:: What you need to do ::
Identify the lines that contain the string "инфраструктурного", then copy each of them.

:: Records for the exercise ::

◆ ◆ ◆

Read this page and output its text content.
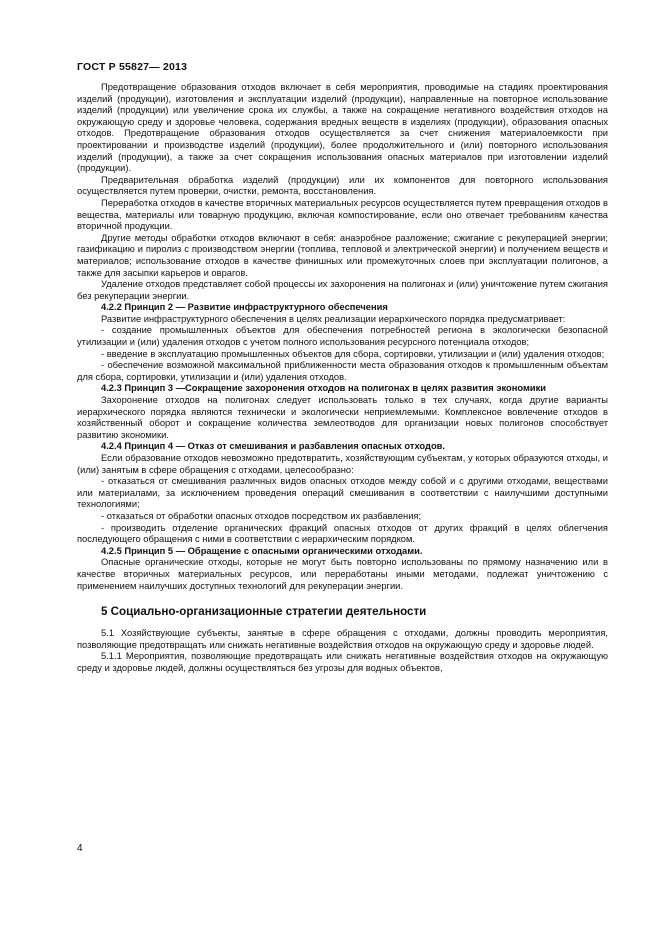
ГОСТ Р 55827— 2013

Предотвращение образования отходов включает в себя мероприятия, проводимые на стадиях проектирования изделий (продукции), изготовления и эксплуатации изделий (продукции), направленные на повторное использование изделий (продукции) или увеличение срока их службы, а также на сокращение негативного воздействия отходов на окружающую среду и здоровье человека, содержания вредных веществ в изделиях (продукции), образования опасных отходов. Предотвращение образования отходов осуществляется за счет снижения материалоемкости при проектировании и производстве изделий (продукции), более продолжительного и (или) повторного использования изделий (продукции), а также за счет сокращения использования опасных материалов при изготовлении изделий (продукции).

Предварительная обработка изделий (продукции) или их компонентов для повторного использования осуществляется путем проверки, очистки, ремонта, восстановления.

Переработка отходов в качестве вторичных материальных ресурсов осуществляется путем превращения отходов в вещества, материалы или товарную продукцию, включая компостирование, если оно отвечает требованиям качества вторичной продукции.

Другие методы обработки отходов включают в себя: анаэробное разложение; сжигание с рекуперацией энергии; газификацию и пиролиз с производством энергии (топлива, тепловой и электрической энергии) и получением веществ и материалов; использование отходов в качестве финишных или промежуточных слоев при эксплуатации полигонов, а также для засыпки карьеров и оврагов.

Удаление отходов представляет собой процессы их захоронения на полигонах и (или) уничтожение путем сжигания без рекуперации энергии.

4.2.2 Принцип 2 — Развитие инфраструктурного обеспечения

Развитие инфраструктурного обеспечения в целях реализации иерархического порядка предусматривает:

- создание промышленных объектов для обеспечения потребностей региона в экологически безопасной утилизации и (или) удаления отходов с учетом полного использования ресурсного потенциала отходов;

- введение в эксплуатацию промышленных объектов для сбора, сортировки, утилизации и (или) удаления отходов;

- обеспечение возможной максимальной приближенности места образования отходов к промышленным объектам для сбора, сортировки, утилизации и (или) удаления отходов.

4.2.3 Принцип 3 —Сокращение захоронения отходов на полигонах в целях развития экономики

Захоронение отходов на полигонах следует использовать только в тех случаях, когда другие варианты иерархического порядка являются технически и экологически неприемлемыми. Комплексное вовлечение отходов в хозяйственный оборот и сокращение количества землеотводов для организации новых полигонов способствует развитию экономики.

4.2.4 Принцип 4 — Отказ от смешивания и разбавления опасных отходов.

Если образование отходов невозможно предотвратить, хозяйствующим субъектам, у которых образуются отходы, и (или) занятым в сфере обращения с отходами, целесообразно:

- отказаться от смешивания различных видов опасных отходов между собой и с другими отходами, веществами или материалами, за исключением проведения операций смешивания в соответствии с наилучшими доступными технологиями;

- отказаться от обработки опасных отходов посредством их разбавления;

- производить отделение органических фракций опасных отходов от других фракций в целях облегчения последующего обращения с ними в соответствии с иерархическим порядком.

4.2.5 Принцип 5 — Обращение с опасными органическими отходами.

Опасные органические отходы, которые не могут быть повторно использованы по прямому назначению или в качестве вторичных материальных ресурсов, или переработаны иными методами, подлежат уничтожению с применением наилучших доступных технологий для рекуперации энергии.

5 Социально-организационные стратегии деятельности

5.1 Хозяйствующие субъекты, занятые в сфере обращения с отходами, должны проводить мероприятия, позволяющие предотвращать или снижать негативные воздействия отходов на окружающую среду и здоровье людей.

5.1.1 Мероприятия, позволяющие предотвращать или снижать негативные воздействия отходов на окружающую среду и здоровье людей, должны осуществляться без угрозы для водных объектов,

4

◆ ◆ ◆

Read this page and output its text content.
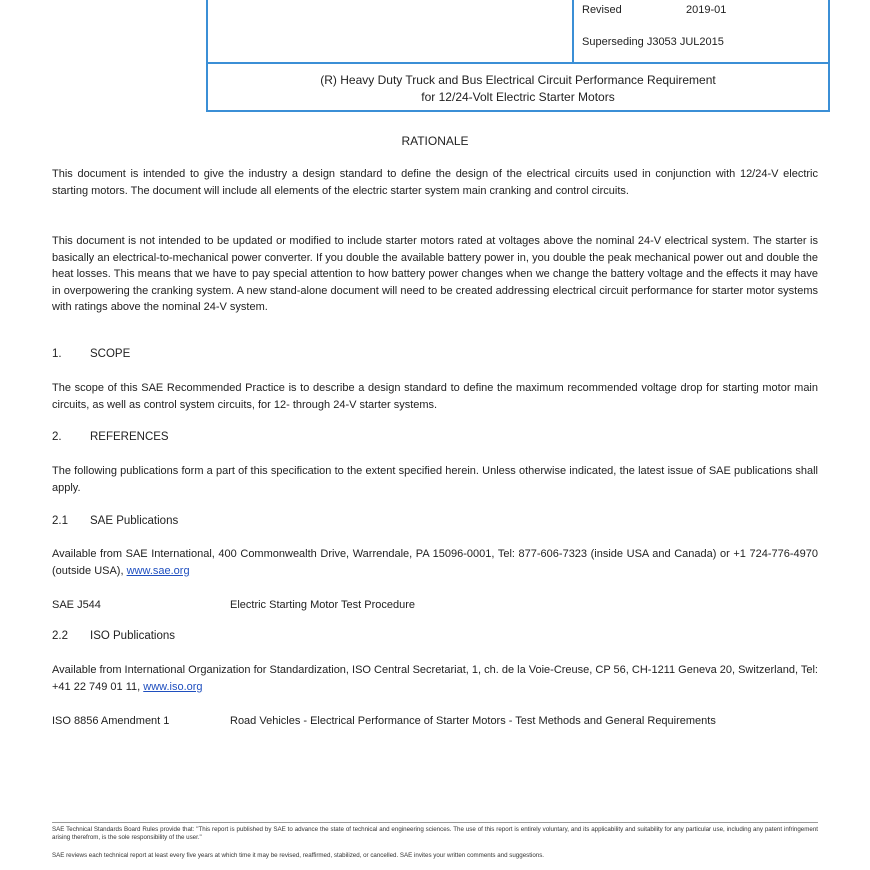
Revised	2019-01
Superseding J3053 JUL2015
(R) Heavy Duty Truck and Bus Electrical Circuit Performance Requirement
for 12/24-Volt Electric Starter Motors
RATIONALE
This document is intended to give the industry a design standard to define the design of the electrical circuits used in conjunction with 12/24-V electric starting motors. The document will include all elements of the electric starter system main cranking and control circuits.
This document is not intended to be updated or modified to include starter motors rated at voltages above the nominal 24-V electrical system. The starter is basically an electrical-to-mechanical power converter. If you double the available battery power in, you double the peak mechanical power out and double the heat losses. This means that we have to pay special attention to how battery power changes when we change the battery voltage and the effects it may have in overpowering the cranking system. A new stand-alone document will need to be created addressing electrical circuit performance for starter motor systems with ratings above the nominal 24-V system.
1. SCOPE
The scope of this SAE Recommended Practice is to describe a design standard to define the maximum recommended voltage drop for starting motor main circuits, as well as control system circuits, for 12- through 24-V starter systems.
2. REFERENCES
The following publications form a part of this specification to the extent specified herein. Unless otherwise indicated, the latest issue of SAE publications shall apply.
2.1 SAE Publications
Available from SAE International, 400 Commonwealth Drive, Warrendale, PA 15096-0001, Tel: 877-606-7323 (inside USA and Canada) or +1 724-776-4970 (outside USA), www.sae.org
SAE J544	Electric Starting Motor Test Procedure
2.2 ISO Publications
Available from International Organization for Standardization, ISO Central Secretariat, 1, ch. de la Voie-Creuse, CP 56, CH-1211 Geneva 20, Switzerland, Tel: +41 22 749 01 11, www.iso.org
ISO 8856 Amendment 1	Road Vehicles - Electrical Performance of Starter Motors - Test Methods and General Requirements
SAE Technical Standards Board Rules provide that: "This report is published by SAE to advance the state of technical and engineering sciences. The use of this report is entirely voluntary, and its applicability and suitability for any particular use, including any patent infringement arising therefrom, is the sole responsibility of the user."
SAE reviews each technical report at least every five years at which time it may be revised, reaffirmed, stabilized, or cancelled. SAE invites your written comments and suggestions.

◆ ◆ ◆

:: Answer for this exercise ::
4.2.2 Принцип 2 — Развитие инфраструктурного обеспечения
Развитие инфраструктурного обеспечения в целях реализации иерархического порядка предусматривает:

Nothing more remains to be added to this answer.